2023-04-14 カーディフ大学
研究者たちは、英国とウェールズの河床に生息する無脊椎動物を調査し、そのデータから河川の健康状態を評価した。その結果、都市の河川は過去最も汚染された状態であったが、最も改善が進んでいることが分かった。しかし、排水溝、農業、気候変動、マイクロプラスチック、薬剤などの新しい形態の汚染が原因で、近年は改善が鈍化しているという。
研究者たちは、これまでの取り組みに加え、規制当局、水道会社、農業などからのさらなる行動を求めている。
<関連情報>
- https://www.cardiff.ac.uk/news/view/2715209-river-pollution-recovery-slowdown
- https://www.sciencedirect.com/science/article/pii/S0048969723017266
イギリスとウェールズの河川における30年間の総汚染からの生物学的回復の証拠 Evidence of biological recovery from gross pollution in English and Welsh rivers over three decades
Emma Pharaoh, Mark Diamond, Steve J. Ormerod, Graham Rutt, Ian P. Vaughan
Science of the Total Environment Available online: 25 March 2023
DOI:https://doi.org/10.1016/j.scitotenv.2023.163107
Highlights
•Public concern about rivers necessitates contemporary evidence on ecological quality.
•Routine river macroinvertebrate monitoring provides vital evidence at a national scale.
•Macroinvertebrate communities indicated quality improvements over 29 years.
•Taxonomic richness increased in the 1990s, with weaker evidence for a post-2015 gain.
•Improvements were widespread, but greatest in urban areas.

抜粋データ -
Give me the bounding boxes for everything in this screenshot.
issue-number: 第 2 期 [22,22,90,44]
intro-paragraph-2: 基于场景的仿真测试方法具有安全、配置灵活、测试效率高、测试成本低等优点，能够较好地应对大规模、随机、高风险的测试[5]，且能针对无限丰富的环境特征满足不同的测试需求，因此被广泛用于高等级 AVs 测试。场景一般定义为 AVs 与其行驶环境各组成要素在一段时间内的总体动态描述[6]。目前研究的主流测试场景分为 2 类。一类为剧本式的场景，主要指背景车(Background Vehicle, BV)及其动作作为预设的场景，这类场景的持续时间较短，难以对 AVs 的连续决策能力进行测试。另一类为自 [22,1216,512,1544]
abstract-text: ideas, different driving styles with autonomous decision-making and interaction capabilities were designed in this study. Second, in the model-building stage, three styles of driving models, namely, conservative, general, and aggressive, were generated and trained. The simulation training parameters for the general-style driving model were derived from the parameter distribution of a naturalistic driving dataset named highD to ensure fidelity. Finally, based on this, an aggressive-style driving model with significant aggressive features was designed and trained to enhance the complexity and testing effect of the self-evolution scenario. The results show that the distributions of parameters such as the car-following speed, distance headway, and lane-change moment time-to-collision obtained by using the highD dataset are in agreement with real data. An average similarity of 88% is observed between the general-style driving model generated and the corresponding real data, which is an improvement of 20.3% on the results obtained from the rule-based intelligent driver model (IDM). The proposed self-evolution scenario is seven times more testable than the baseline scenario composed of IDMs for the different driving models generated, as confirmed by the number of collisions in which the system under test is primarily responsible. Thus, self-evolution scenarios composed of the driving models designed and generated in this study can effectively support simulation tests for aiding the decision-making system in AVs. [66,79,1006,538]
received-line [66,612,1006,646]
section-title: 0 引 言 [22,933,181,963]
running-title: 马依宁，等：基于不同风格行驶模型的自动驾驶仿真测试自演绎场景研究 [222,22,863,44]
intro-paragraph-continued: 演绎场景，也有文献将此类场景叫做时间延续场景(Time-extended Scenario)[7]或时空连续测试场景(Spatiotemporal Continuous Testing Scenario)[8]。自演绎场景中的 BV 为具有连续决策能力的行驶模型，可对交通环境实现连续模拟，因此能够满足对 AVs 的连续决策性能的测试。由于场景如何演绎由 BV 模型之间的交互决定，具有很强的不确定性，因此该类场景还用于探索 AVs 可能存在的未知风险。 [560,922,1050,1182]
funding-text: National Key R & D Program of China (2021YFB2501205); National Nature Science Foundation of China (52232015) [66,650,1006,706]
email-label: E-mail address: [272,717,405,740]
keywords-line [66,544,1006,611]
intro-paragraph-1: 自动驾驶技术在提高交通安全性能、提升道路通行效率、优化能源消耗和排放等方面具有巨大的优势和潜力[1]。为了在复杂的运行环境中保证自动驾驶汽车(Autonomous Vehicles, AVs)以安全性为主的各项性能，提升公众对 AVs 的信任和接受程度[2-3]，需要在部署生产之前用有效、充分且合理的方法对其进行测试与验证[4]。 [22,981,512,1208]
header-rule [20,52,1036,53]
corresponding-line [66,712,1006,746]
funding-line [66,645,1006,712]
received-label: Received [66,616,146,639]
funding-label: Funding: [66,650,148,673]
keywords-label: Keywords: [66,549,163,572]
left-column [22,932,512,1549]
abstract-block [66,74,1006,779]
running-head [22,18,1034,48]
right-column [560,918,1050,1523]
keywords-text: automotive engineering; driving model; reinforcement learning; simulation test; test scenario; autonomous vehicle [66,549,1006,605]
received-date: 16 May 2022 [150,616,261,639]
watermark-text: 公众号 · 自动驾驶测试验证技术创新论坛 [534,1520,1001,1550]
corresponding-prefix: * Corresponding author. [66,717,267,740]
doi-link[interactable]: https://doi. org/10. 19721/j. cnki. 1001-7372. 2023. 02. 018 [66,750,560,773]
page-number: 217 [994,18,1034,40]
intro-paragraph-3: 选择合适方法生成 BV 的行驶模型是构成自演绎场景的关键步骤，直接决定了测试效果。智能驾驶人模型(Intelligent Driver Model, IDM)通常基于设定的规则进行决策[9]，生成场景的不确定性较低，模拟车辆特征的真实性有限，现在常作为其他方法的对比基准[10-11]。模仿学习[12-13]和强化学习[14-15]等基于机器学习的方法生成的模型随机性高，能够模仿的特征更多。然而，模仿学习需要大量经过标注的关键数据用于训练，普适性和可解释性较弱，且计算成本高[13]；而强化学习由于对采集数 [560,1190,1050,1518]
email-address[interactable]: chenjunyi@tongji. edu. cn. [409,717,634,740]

演習課題 -
[a] 河川の回復に関する記事で、近年の改善の鈍化の原因として挙げられている新しい形態の汚染をすべて列挙せよ。
[b] 河川の回復に関する記事のうち、「研究者たちは、これまでの取り」を含む箇所から始め、「a national scale.」の後で終わる部分を一字一句そのまま書き出せ。
[c] 河川の回復に関する記事の続きを、最後に示された文の後から書け。

演習解答 -
[a]
- 排水溝
- 農業
- 気候変動
- マイクロプラスチック
- 薬剤

[b]
研究者たちは、これまでの取り組みに加え、規制当局、水道会社、農業などからのさらなる行動を求めている。
<関連情報>
- https://www.cardiff.ac.uk/news/view/2715209-river-pollution-recovery-slowdown
- https://www.sciencedirect.com/science/article/pii/S0048969723017266
イギリスとウェールズの河川における30年間の総汚染からの生物学的回復の証拠 Evidence of biological recovery from gross pollution in English and Welsh rivers over three decades
Emma Pharaoh, Mark Diamond, Steve J. Ormerod, Graham Rutt, Ian P. Vaughan
Science of the Total Environment Available online: 25 March 2023
DOI:https://doi.org/10.1016/j.scitotenv.2023.163107
Highlights
•Public concern about rivers necessitates contemporary evidence on ecological quality.
•Routine river macroinvertebrate monitoring provides vital evidence at a national scale.

[c]
Abstract
Uncertainty around the changing ecological status of European rivers reflects an evolving array of anthropogenic stressors, including climate change. Although previous studies have revealed some recovery from historical pollution in the 1990s and early-2000s, there are contrasting trends among pollutants across Europe and recovery may have stalled or been reversed. To provide more contemporary evidence on trends and status, here we investigate changes in English and Welsh river macroinvertebrate communities over almost 30 years (1991–2019) using a network of nearly 4000 survey locations. Analysis comprised: i) trends in taxonomic and functional richness, community composition and ecological traits, ii) gains, losses and turnover of taxa, and the overall homogeneity of macroinvertebrate communities nationally, and iii) an exploration of how temporal trends varied with catchment characteristics. Taxonomic richness increased, primarily in the 1990s, whilst a shift towards pollution-sensitive taxa continued throughout the study period, accompanied by a growing prevalence in traits such as preferences for fast-flowing conditions, coarser substrata, and ‘shredding’ or ‘scraping’ feeding strategies. Changes consistent with improvement occurred in both urbanised and agricultural catchments, but were more pronounced in urban rivers as they gained pollution sensitive taxa that were otherwise more prevalent in rural rivers. Overall, these results indicate continuing biological recovery from organic pollution, consistent with national scale trends in water quality. Results reemphasise the importance of looking at multiple facets of diversity, with periods of near-constant richness disguising changes in taxonomic and functional composition. Whilst this national-scale picture is broadly positive, we highlight the need to investigate more local variations or pollutants that depart from this aggregate picture.